WHAT TO WORK ON →
Start to finish, retype the entries exactly while omitting the pictures.

Collection entries →
┄┄┄┄┄┄
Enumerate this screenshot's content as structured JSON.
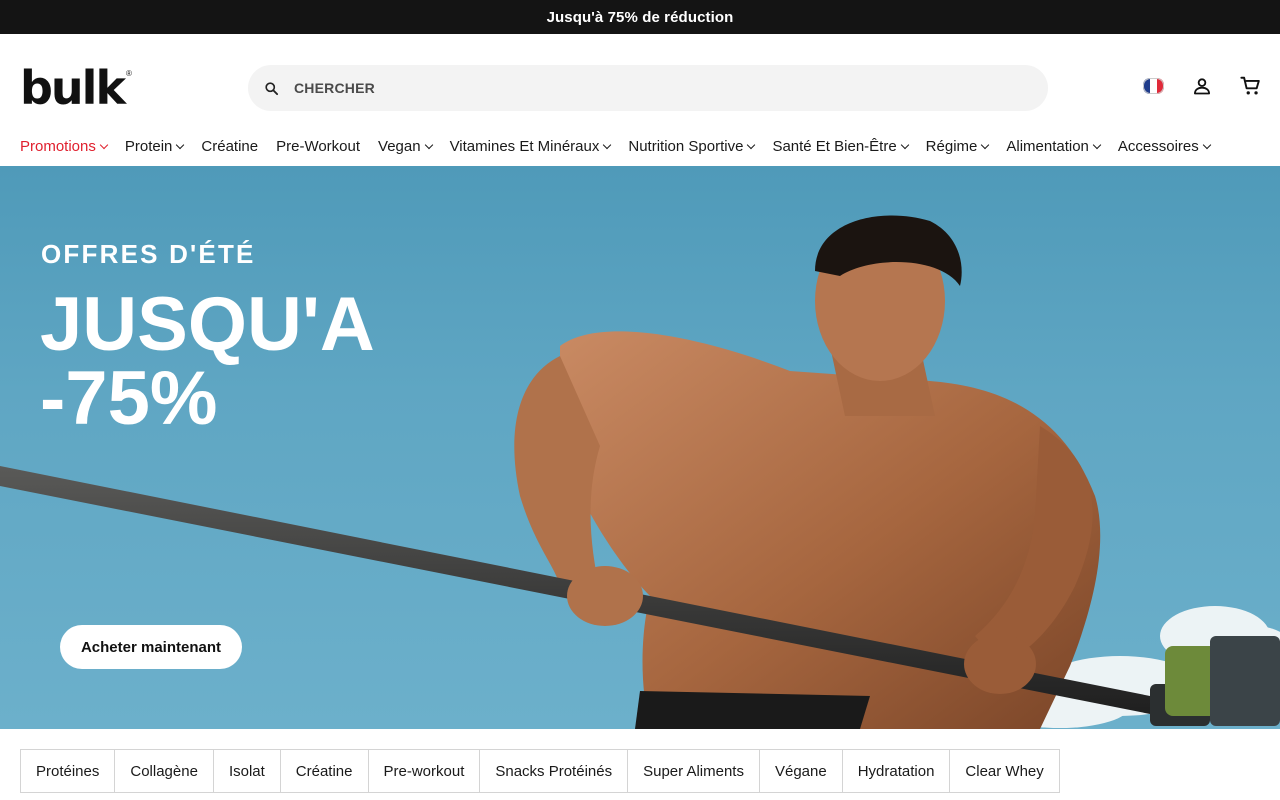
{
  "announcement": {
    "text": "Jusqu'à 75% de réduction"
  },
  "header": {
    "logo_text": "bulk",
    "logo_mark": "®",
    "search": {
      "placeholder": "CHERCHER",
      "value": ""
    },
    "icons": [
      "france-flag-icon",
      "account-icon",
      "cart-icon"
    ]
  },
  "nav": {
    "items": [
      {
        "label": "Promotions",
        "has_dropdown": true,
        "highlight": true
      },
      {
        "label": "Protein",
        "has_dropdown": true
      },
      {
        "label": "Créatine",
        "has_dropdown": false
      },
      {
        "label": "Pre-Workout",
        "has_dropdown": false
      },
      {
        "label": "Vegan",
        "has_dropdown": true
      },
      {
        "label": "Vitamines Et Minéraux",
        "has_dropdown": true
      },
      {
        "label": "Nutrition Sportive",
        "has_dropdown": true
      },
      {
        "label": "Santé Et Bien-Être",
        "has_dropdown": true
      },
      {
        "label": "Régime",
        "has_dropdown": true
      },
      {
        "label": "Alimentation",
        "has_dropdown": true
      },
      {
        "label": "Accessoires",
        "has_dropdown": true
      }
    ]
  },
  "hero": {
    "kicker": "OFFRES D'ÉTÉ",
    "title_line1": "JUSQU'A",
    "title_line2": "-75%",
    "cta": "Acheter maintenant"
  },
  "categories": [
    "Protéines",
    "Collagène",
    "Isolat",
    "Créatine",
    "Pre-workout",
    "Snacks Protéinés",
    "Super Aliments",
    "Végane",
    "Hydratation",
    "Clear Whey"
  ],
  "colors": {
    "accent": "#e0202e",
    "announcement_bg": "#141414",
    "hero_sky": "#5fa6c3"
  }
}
┄┄┄┄┄┄
TASK OUTPUT →
Enumerate this screenshot's content as structured JSON.
{
  "announcement": {
    "text": "Jusqu'à 75% de réduction"
  },
  "header": {
    "logo_text": "bulk",
    "logo_mark": "®",
    "search": {
      "placeholder": "CHERCHER",
      "value": ""
    },
    "icons": [
      "france-flag-icon",
      "account-icon",
      "cart-icon"
    ]
  },
  "nav": {
    "items": [
      {
        "label": "Promotions",
        "has_dropdown": true,
        "highlight": true
      },
      {
        "label": "Protein",
        "has_dropdown": true
      },
      {
        "label": "Créatine",
        "has_dropdown": false
      },
      {
        "label": "Pre-Workout",
        "has_dropdown": false
      },
      {
        "label": "Vegan",
        "has_dropdown": true
      },
      {
        "label": "Vitamines Et Minéraux",
        "has_dropdown": true
      },
      {
        "label": "Nutrition Sportive",
        "has_dropdown": true
      },
      {
        "label": "Santé Et Bien-Être",
        "has_dropdown": true
      },
      {
        "label": "Régime",
        "has_dropdown": true
      },
      {
        "label": "Alimentation",
        "has_dropdown": true
      },
      {
        "label": "Accessoires",
        "has_dropdown": true
      }
    ]
  },
  "hero": {
    "kicker": "OFFRES D'ÉTÉ",
    "title_line1": "JUSQU'A",
    "title_line2": "-75%",
    "cta": "Acheter maintenant"
  },
  "categories": [
    "Protéines",
    "Collagène",
    "Isolat",
    "Créatine",
    "Pre-workout",
    "Snacks Protéinés",
    "Super Aliments",
    "Végane",
    "Hydratation",
    "Clear Whey"
  ],
  "colors": {
    "accent": "#e0202e",
    "announcement_bg": "#141414",
    "hero_sky": "#5fa6c3"
  }
}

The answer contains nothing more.